Task brief: Find how many lines contain the word "شاكوش" and state that number alone.

Given records:
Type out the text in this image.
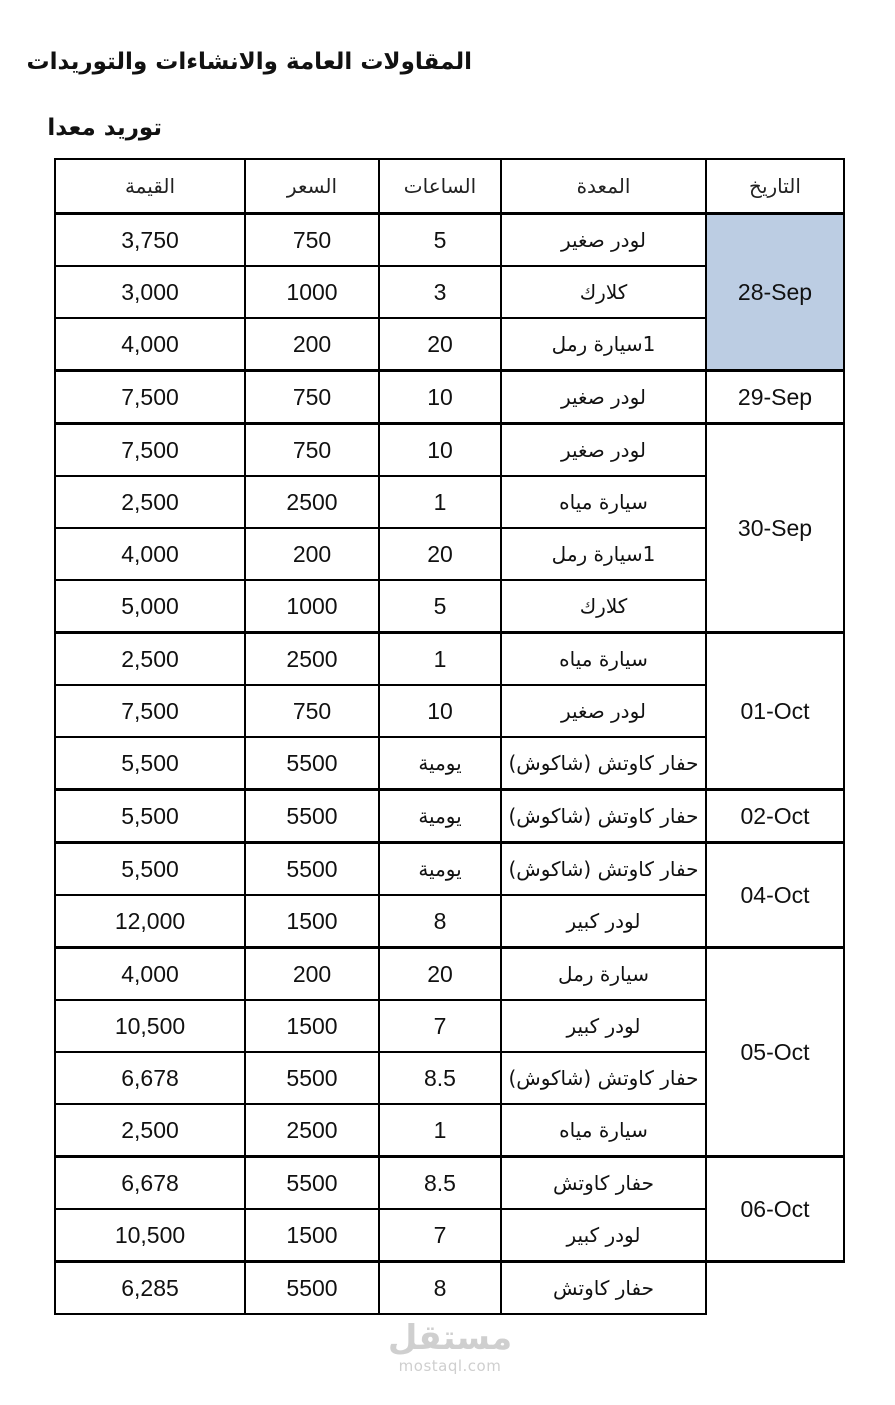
المقاولات العامة والانشاءات والتوريدات
توريد معدا
القيمة	السعر	الساعات	المعدة	التاريخ
3,750	750	5	لودر صغير	28-Sep
3,000	1000	3	كلارك	
4,000	200	20	1سيارة رمل	
7,500	750	10	لودر صغير	29-Sep
7,500	750	10	لودر صغير	30-Sep
2,500	2500	1	سيارة مياه	
4,000	200	20	1سيارة رمل	
5,000	1000	5	كلارك	
2,500	2500	1	سيارة مياه	01-Oct
7,500	750	10	لودر صغير	
5,500	5500	يومية	حفار كاوتش (شاكوش)	
5,500	5500	يومية	حفار كاوتش (شاكوش)	02-Oct
5,500	5500	يومية	حفار كاوتش (شاكوش)	04-Oct
12,000	1500	8	لودر كبير	
4,000	200	20	سيارة رمل	05-Oct
10,500	1500	7	لودر كبير	
6,678	5500	8.5	حفار كاوتش (شاكوش)	
2,500	2500	1	سيارة مياه	
6,678	5500	8.5	حفار كاوتش	06-Oct
10,500	1500	7	لودر كبير	
6,285	5500	8	حفار كاوتش	
مستقل
mostaql.com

Reply to the task: 4